== INSTRUCTIONS FOR THE TASK ==
Gather each line containing the string "name" from these entries.

== DATA IN THIS EXERCISE ==
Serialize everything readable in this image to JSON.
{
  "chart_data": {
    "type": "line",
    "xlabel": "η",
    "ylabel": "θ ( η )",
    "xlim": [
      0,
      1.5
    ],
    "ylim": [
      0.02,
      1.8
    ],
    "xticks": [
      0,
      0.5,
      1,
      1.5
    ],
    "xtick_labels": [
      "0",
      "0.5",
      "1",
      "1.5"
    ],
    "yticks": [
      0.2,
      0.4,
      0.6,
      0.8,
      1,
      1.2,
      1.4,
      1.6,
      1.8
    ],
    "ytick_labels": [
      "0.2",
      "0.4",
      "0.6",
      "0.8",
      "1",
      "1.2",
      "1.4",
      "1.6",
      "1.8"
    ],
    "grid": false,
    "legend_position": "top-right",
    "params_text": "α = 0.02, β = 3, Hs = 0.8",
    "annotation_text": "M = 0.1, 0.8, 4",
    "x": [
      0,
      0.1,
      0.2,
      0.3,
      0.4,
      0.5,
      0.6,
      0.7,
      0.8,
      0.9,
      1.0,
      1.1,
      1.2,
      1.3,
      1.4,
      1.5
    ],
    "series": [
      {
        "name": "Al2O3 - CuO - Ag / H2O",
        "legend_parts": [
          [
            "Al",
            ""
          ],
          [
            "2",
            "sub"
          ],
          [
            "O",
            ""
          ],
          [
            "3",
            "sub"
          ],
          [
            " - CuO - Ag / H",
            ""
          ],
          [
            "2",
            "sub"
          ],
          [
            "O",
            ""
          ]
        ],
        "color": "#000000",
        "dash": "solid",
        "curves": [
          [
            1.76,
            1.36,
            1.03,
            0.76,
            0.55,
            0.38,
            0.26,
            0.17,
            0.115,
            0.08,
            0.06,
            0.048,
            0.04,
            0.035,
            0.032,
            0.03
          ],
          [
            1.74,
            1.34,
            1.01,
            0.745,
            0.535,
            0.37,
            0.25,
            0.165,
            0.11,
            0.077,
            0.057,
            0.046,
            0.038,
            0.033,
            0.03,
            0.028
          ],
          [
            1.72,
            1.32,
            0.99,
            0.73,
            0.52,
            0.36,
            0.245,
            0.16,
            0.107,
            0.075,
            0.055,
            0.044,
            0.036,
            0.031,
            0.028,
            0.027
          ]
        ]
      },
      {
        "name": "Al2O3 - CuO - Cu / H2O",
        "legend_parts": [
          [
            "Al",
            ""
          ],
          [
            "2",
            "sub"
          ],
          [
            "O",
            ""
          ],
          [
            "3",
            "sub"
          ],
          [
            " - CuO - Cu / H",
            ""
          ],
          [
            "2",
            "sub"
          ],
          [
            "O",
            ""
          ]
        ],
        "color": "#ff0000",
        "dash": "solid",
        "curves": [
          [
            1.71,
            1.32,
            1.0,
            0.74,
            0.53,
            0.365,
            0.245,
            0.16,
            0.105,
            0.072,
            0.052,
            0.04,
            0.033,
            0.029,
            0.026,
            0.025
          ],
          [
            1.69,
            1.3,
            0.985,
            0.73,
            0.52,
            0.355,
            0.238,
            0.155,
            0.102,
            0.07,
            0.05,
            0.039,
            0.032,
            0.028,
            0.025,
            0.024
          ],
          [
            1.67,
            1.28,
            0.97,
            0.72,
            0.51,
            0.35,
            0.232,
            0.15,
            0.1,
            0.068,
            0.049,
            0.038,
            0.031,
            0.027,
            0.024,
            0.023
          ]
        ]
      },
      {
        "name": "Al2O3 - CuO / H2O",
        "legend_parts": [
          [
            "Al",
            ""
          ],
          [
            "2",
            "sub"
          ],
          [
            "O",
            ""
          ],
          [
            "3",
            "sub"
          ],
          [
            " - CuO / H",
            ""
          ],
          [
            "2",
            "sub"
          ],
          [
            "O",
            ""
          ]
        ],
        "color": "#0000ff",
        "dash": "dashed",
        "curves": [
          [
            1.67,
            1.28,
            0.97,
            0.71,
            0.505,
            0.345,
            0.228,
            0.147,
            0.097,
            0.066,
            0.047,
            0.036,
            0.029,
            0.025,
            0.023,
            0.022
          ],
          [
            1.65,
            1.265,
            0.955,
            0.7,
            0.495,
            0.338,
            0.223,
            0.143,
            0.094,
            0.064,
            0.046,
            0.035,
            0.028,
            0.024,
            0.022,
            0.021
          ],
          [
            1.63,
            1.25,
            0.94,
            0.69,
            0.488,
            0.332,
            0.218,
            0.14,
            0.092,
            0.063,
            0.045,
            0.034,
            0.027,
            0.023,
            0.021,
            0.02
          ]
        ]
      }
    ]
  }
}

== WORKED ANSWER ==
        "name": "Al2O3 - CuO - Ag / H2O",
        "name": "Al2O3 - CuO - Cu / H2O",
        "name": "Al2O3 - CuO / H2O",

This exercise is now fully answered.